[Data excerpts]
• • • • • • •
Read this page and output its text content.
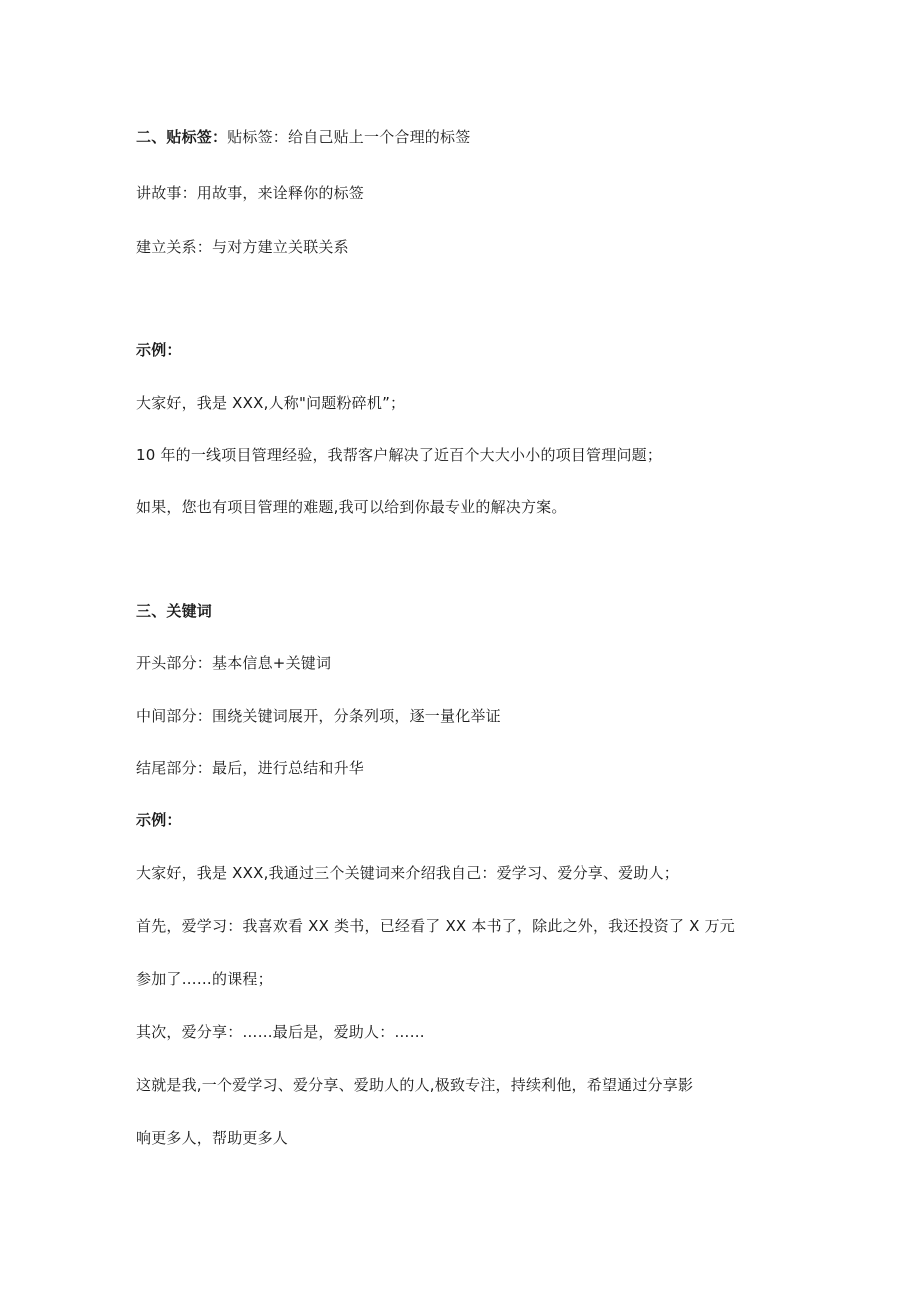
二、贴标签：贴标签：给自己贴上一个合理的标签
讲故事：用故事，来诠释你的标签
建立关系：与对方建立关联关系
示例：
大家好，我是 XXX,人称"问题粉碎机”；
10 年的一线项目管理经验，我帮客户解决了近百个大大小小的项目管理问题；
如果，您也有项目管理的难题,我可以给到你最专业的解决方案。
三、关键词
开头部分：基本信息+关键词
中间部分：围绕关键词展开，分条列项，逐一量化举证
结尾部分：最后，进行总结和升华
示例：
大家好，我是 XXX,我通过三个关键词来介绍我自己：爱学习、爱分享、爱助人；
首先，爱学习：我喜欢看 XX 类书，已经看了 XX 本书了，除此之外，我还投资了 X 万元
参加了……的课程；
其次，爱分享：……最后是，爱助人：……
这就是我,一个爱学习、爱分享、爱助人的人,极致专注，持续利他，希望通过分享影
响更多人，帮助更多人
• • • • • • •
* **Instruction**
All of the entries above should be copied exactly, except for the pictures.

* **Result for this exercise**
Read this page and output its text content.
二、贴标签：贴标签：给自己贴上一个合理的标签
讲故事：用故事，来诠释你的标签
建立关系：与对方建立关联关系
示例：
大家好，我是 XXX,人称"问题粉碎机”；
10 年的一线项目管理经验，我帮客户解决了近百个大大小小的项目管理问题；
如果，您也有项目管理的难题,我可以给到你最专业的解决方案。
三、关键词
开头部分：基本信息+关键词
中间部分：围绕关键词展开，分条列项，逐一量化举证
结尾部分：最后，进行总结和升华
示例：
大家好，我是 XXX,我通过三个关键词来介绍我自己：爱学习、爱分享、爱助人；
首先，爱学习：我喜欢看 XX 类书，已经看了 XX 本书了，除此之外，我还投资了 X 万元
参加了……的课程；
其次，爱分享：……最后是，爱助人：……
这就是我,一个爱学习、爱分享、爱助人的人,极致专注，持续利他，希望通过分享影
响更多人，帮助更多人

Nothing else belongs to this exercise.